### PROBLEM REQUIREMENTS:
Nothing in the records may be left out or altered; reproduce them all exactly.

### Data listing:
◇ ◇ ◇ ◇ ◇ ◇ ◇

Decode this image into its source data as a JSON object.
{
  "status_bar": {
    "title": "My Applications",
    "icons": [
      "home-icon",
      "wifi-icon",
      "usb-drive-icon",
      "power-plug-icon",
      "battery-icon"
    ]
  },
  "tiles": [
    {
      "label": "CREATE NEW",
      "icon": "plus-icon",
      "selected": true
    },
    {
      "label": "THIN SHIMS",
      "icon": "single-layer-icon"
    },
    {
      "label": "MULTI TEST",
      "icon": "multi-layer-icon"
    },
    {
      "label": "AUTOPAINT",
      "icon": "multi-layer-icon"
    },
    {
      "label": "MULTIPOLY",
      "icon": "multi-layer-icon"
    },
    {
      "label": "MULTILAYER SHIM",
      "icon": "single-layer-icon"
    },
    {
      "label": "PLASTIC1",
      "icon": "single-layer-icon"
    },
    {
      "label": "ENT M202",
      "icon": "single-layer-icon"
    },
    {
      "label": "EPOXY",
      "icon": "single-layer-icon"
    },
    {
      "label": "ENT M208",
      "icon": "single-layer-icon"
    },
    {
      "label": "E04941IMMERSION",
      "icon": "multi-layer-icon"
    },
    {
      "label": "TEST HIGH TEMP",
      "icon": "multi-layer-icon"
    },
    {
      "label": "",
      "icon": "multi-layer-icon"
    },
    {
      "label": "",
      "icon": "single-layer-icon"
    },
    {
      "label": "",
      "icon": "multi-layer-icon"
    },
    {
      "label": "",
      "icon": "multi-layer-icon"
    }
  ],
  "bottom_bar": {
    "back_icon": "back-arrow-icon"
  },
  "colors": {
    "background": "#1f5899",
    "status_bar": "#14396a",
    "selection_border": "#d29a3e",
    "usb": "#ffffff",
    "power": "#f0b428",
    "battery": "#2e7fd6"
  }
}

◇ ◇ ◇ ◇ ◇ ◇ ◇

### FINISHED ANSWER:
Decode this image into its source data as a JSON object.
{
  "status_bar": {
    "title": "My Applications",
    "icons": [
      "home-icon",
      "wifi-icon",
      "usb-drive-icon",
      "power-plug-icon",
      "battery-icon"
    ]
  },
  "tiles": [
    {
      "label": "CREATE NEW",
      "icon": "plus-icon",
      "selected": true
    },
    {
      "label": "THIN SHIMS",
      "icon": "single-layer-icon"
    },
    {
      "label": "MULTI TEST",
      "icon": "multi-layer-icon"
    },
    {
      "label": "AUTOPAINT",
      "icon": "multi-layer-icon"
    },
    {
      "label": "MULTIPOLY",
      "icon": "multi-layer-icon"
    },
    {
      "label": "MULTILAYER SHIM",
      "icon": "single-layer-icon"
    },
    {
      "label": "PLASTIC1",
      "icon": "single-layer-icon"
    },
    {
      "label": "ENT M202",
      "icon": "single-layer-icon"
    },
    {
      "label": "EPOXY",
      "icon": "single-layer-icon"
    },
    {
      "label": "ENT M208",
      "icon": "single-layer-icon"
    },
    {
      "label": "E04941IMMERSION",
      "icon": "multi-layer-icon"
    },
    {
      "label": "TEST HIGH TEMP",
      "icon": "multi-layer-icon"
    },
    {
      "label": "",
      "icon": "multi-layer-icon"
    },
    {
      "label": "",
      "icon": "single-layer-icon"
    },
    {
      "label": "",
      "icon": "multi-layer-icon"
    },
    {
      "label": "",
      "icon": "multi-layer-icon"
    }
  ],
  "bottom_bar": {
    "back_icon": "back-arrow-icon"
  },
  "colors": {
    "background": "#1f5899",
    "status_bar": "#14396a",
    "selection_border": "#d29a3e",
    "usb": "#ffffff",
    "power": "#f0b428",
    "battery": "#2e7fd6"
  }
}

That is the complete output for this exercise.